* _Transcribed document page entries_:

━━━━━━

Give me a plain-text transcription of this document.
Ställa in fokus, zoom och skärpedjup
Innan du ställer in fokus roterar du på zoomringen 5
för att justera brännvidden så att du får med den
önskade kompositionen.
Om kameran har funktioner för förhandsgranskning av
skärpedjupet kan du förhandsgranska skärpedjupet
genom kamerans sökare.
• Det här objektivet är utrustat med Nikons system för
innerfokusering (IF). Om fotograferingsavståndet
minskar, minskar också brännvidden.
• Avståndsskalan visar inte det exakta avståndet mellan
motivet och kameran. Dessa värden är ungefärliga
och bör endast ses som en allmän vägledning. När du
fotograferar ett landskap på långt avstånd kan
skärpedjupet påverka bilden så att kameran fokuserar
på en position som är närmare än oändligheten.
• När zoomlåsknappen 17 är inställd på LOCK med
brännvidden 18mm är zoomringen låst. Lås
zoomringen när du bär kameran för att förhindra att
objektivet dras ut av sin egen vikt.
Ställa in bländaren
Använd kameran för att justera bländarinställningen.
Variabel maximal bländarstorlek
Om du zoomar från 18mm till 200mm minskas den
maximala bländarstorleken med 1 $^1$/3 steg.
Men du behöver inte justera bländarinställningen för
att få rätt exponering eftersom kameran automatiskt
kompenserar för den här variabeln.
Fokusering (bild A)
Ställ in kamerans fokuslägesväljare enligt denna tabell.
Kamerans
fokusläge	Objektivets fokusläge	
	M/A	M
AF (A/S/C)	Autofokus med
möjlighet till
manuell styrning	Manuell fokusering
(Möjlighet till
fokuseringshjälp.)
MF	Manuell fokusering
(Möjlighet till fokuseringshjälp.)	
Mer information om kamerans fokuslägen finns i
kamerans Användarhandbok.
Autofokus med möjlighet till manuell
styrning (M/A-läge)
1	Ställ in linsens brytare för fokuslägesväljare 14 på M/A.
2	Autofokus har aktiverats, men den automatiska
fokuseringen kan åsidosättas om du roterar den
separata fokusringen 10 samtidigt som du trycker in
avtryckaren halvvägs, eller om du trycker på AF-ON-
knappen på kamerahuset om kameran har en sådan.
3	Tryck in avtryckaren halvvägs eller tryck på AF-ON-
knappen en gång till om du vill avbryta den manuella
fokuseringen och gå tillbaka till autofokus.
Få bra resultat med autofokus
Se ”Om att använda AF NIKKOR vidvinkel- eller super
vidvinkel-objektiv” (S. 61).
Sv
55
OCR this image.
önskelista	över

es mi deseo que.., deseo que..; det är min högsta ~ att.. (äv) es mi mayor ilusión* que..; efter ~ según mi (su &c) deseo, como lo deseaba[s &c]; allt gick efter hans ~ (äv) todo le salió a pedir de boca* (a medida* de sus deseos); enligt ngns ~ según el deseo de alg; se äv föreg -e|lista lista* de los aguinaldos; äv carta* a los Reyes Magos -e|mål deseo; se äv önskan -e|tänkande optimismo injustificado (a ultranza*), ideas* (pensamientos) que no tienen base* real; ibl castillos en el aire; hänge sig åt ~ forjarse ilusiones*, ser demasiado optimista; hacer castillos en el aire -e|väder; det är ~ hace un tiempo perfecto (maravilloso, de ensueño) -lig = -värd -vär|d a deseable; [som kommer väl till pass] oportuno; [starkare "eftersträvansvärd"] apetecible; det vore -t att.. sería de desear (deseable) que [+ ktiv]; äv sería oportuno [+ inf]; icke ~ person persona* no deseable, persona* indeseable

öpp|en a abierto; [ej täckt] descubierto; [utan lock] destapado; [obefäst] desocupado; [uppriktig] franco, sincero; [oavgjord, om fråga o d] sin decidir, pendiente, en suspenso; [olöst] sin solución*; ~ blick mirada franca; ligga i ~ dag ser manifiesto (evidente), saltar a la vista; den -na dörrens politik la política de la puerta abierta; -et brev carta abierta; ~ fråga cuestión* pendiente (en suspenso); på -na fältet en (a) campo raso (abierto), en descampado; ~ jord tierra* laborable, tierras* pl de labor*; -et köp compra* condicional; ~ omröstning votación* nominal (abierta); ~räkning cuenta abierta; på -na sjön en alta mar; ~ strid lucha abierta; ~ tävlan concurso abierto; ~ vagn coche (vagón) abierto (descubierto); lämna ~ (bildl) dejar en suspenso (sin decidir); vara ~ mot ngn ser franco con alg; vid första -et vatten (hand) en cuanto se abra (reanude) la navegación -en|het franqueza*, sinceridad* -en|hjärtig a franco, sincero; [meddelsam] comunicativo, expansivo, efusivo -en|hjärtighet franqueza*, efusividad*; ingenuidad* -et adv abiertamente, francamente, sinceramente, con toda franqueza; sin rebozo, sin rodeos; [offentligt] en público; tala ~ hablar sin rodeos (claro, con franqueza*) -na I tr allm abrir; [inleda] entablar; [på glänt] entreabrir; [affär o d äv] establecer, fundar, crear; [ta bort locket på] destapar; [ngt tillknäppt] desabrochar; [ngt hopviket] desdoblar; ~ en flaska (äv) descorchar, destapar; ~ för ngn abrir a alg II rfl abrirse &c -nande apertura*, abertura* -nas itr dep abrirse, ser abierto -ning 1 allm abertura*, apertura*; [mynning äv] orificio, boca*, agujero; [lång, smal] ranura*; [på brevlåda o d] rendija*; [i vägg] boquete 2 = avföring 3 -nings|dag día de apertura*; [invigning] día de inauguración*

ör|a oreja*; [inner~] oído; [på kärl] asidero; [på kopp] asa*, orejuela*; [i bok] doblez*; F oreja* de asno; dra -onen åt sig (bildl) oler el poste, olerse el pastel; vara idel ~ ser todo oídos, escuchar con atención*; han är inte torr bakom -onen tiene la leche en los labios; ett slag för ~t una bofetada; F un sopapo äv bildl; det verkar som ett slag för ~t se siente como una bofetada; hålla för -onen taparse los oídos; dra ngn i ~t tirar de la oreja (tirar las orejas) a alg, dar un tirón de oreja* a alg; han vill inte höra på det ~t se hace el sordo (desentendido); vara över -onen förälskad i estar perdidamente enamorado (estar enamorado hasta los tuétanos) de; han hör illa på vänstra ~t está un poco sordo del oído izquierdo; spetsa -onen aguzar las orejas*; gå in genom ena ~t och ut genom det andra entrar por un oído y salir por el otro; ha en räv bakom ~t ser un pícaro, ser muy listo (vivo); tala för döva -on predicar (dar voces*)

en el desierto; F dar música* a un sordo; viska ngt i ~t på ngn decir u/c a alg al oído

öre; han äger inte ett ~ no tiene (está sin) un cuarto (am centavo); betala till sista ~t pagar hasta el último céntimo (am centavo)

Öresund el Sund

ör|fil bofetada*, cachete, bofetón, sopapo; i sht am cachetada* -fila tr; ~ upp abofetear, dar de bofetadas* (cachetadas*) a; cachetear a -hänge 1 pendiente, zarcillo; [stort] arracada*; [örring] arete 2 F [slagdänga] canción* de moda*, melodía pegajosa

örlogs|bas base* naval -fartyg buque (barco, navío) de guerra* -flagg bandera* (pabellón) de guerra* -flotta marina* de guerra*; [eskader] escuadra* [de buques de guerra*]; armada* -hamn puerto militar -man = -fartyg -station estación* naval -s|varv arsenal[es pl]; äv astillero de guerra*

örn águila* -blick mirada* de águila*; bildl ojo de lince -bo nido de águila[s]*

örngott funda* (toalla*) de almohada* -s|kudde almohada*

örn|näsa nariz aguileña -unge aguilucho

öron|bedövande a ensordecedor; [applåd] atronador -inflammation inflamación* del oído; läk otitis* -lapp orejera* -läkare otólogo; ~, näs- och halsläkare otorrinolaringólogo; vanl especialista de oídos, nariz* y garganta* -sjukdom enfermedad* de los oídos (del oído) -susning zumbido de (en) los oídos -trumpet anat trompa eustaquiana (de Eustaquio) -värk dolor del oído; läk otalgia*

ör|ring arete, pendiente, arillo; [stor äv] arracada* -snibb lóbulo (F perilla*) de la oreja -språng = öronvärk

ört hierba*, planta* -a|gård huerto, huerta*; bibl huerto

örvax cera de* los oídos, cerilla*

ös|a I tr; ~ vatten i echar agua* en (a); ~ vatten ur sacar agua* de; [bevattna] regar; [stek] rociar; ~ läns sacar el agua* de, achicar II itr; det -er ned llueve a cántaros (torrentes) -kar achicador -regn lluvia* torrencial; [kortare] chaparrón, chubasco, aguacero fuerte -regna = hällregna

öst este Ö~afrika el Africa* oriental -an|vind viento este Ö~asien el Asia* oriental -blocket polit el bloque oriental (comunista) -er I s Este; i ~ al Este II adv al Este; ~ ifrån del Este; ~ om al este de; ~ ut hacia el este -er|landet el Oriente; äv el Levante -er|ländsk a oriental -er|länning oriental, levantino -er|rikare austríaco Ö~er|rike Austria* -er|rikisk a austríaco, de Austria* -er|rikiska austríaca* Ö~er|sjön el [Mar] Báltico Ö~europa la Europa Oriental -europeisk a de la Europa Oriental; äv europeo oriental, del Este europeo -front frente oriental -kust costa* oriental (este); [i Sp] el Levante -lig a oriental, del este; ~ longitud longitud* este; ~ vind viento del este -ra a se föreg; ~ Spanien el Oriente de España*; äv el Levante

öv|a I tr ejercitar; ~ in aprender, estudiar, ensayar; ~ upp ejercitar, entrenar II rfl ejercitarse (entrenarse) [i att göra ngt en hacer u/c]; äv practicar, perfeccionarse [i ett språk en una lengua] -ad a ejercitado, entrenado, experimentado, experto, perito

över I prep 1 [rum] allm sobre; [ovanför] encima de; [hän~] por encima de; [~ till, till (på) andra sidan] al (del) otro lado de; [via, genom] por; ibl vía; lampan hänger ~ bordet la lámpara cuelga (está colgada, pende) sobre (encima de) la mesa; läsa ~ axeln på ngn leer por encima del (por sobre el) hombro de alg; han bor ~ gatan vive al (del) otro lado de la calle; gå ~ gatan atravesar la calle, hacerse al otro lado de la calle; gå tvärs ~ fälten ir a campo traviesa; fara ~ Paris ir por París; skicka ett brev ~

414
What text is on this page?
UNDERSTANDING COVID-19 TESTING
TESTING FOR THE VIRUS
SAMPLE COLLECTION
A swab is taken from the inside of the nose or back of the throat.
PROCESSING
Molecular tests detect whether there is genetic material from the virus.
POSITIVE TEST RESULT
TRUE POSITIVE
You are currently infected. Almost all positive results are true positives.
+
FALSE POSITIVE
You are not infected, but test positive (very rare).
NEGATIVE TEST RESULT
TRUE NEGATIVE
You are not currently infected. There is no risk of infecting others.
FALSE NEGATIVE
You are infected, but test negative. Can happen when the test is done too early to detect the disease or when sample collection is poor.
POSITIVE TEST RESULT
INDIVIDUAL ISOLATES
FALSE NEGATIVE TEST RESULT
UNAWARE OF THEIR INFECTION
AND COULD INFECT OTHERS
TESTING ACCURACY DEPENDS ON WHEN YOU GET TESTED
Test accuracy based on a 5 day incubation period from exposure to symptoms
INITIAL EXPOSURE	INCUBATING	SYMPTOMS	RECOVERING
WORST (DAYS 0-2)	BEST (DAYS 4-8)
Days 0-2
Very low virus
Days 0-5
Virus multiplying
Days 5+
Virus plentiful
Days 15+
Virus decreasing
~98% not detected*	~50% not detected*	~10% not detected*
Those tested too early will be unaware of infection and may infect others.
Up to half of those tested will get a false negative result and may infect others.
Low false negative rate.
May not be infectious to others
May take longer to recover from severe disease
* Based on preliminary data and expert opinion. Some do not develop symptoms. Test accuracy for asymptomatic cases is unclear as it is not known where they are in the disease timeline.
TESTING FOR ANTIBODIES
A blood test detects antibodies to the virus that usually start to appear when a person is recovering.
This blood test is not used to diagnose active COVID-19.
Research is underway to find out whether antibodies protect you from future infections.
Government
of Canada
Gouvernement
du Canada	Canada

━━━━━━

* _Exercise goal_:
In the entries above, some lines may contain the string "currently"; report how many, without additional comment.

* _Solved problem_:
2